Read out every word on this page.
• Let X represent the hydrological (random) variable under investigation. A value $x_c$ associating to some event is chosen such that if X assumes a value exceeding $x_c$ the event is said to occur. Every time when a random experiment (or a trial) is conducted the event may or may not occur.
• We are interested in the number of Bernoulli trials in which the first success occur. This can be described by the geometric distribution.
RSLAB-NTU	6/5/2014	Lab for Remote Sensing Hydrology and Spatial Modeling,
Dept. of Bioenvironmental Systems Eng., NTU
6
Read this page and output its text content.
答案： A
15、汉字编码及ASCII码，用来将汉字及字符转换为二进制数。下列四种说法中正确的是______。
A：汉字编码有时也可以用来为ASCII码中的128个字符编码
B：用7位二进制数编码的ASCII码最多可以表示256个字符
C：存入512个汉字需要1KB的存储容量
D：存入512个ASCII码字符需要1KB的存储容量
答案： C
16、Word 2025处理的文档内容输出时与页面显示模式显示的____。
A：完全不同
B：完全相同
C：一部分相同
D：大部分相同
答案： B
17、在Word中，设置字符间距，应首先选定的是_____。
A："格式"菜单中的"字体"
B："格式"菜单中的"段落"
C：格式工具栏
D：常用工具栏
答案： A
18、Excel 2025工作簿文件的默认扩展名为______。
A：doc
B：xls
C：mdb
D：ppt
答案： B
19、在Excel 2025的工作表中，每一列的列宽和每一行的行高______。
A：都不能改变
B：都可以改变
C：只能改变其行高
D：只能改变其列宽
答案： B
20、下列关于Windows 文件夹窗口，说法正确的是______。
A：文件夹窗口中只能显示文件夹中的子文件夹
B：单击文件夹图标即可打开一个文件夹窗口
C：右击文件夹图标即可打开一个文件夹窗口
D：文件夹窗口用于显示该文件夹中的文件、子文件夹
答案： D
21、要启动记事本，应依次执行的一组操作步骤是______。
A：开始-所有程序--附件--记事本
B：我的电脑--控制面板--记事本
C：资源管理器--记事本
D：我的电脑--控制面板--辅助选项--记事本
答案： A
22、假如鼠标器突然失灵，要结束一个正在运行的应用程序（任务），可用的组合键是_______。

++++

▶ Task objective
Repeat the data verbatim.

▶ Solution for this task
Read out every word on this page.
• Let X represent the hydrological (random) variable under investigation. A value $x_c$ associating to some event is chosen such that if X assumes a value exceeding $x_c$ the event is said to occur. Every time when a random experiment (or a trial) is conducted the event may or may not occur.
• We are interested in the number of Bernoulli trials in which the first success occur. This can be described by the geometric distribution.
RSLAB-NTU	6/5/2014	Lab for Remote Sensing Hydrology and Spatial Modeling,
Dept. of Bioenvironmental Systems Eng., NTU
6
Read this page and output its text content.
答案： A
15、汉字编码及ASCII码，用来将汉字及字符转换为二进制数。下列四种说法中正确的是______。
A：汉字编码有时也可以用来为ASCII码中的128个字符编码
B：用7位二进制数编码的ASCII码最多可以表示256个字符
C：存入512个汉字需要1KB的存储容量
D：存入512个ASCII码字符需要1KB的存储容量
答案： C
16、Word 2025处理的文档内容输出时与页面显示模式显示的____。
A：完全不同
B：完全相同
C：一部分相同
D：大部分相同
答案： B
17、在Word中，设置字符间距，应首先选定的是_____。
A："格式"菜单中的"字体"
B："格式"菜单中的"段落"
C：格式工具栏
D：常用工具栏
答案： A
18、Excel 2025工作簿文件的默认扩展名为______。
A：doc
B：xls
C：mdb
D：ppt
答案： B
19、在Excel 2025的工作表中，每一列的列宽和每一行的行高______。
A：都不能改变
B：都可以改变
C：只能改变其行高
D：只能改变其列宽
答案： B
20、下列关于Windows 文件夹窗口，说法正确的是______。
A：文件夹窗口中只能显示文件夹中的子文件夹
B：单击文件夹图标即可打开一个文件夹窗口
C：右击文件夹图标即可打开一个文件夹窗口
D：文件夹窗口用于显示该文件夹中的文件、子文件夹
答案： D
21、要启动记事本，应依次执行的一组操作步骤是______。
A：开始-所有程序--附件--记事本
B：我的电脑--控制面板--记事本
C：资源管理器--记事本
D：我的电脑--控制面板--辅助选项--记事本
答案： A
22、假如鼠标器突然失灵，要结束一个正在运行的应用程序（任务），可用的组合键是_______。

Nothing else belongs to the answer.